*WRITTEN EXERCISE:*
Find every line in the records below that holds the word "directly" and copy it.

++++++++++

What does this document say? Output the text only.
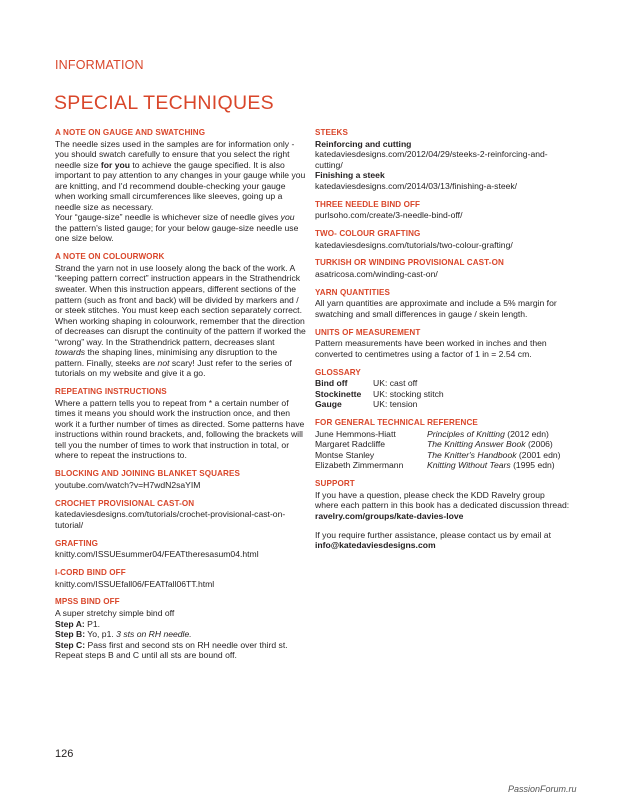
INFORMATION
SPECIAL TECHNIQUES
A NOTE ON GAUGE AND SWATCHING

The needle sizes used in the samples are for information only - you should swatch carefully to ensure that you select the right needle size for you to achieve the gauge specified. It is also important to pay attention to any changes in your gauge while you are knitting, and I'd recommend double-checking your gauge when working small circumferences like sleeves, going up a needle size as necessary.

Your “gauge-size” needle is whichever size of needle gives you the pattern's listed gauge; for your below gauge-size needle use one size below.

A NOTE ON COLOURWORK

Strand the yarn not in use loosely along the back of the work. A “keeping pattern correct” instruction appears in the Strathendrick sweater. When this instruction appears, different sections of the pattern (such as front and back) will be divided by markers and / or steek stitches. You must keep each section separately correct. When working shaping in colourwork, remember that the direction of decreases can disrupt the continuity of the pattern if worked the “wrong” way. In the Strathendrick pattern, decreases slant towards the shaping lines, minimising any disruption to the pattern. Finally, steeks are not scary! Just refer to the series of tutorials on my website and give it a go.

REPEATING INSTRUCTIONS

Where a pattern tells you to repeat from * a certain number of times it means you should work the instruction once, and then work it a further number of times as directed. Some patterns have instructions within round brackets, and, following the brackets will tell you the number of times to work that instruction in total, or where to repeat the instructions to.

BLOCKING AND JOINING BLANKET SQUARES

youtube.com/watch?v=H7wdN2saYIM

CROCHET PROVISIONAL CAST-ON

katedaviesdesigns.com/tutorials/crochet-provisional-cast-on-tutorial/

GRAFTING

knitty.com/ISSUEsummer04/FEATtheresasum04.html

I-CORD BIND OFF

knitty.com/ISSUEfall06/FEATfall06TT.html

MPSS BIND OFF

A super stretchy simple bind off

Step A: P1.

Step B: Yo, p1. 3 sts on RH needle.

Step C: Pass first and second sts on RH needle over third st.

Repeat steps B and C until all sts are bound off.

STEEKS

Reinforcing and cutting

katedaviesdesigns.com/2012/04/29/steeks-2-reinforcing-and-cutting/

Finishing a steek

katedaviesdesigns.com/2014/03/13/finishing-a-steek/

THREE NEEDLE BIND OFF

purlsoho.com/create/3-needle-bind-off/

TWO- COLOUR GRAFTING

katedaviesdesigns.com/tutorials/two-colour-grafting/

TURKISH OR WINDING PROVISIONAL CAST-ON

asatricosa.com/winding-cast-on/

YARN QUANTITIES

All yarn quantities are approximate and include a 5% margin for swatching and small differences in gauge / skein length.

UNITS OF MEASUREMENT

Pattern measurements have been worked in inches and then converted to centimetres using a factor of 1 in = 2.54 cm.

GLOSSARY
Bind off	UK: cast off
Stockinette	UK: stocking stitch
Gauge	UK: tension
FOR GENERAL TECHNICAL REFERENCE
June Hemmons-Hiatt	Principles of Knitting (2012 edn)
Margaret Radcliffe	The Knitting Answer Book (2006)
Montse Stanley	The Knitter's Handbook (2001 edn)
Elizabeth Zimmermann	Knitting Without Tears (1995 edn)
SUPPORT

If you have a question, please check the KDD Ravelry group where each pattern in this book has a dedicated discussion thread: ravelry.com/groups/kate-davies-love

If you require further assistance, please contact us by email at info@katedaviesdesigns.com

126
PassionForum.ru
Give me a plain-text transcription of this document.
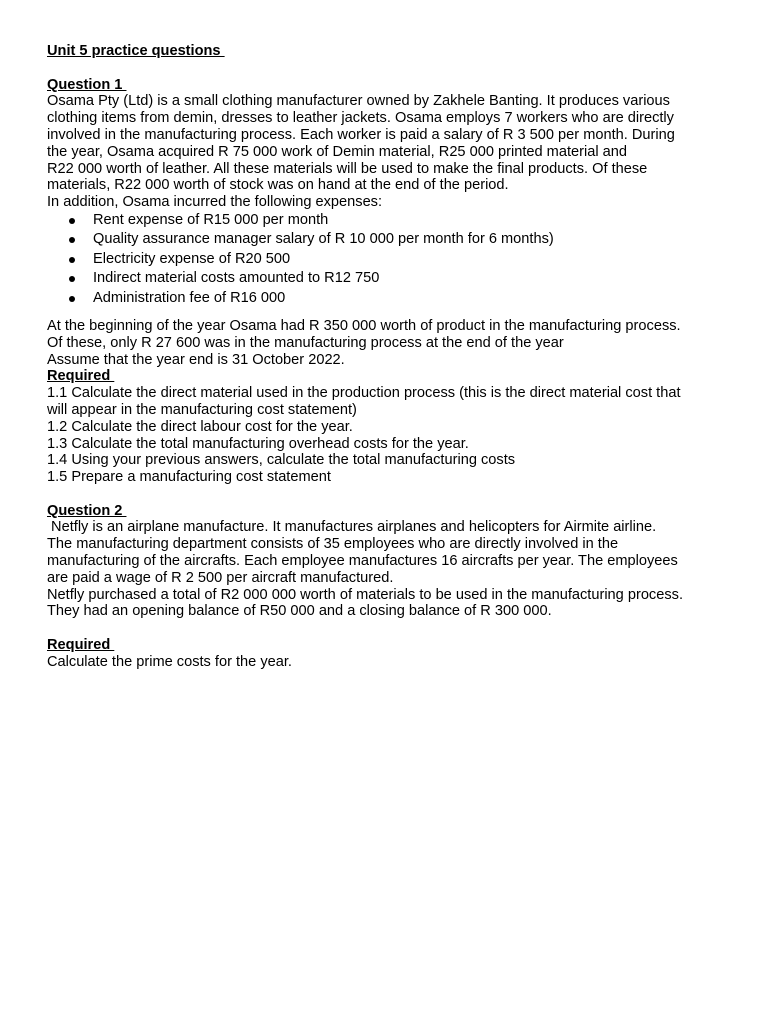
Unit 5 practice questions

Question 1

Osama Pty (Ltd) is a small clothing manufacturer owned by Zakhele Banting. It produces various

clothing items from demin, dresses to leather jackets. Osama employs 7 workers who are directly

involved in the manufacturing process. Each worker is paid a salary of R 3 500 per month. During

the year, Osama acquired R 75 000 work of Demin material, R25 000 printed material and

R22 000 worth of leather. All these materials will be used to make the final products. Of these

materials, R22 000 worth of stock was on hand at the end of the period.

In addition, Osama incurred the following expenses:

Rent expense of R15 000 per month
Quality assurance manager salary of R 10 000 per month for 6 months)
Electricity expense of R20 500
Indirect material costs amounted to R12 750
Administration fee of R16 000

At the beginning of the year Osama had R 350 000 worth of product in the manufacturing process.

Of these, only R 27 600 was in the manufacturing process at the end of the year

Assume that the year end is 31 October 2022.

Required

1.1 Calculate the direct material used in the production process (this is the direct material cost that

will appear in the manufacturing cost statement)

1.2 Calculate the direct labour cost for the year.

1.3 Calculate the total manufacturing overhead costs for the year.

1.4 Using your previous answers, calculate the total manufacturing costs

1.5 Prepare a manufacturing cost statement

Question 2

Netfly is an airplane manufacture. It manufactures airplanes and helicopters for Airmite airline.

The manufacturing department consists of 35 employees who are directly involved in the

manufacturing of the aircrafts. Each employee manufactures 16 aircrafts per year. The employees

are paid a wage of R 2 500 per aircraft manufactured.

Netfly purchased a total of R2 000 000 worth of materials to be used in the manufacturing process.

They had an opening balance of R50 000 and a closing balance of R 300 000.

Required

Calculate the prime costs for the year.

++++++++++

*TASK RESPONSE:*
clothing items from demin, dresses to leather jackets. Osama employs 7 workers who are directly
The manufacturing department consists of 35 employees who are directly involved in the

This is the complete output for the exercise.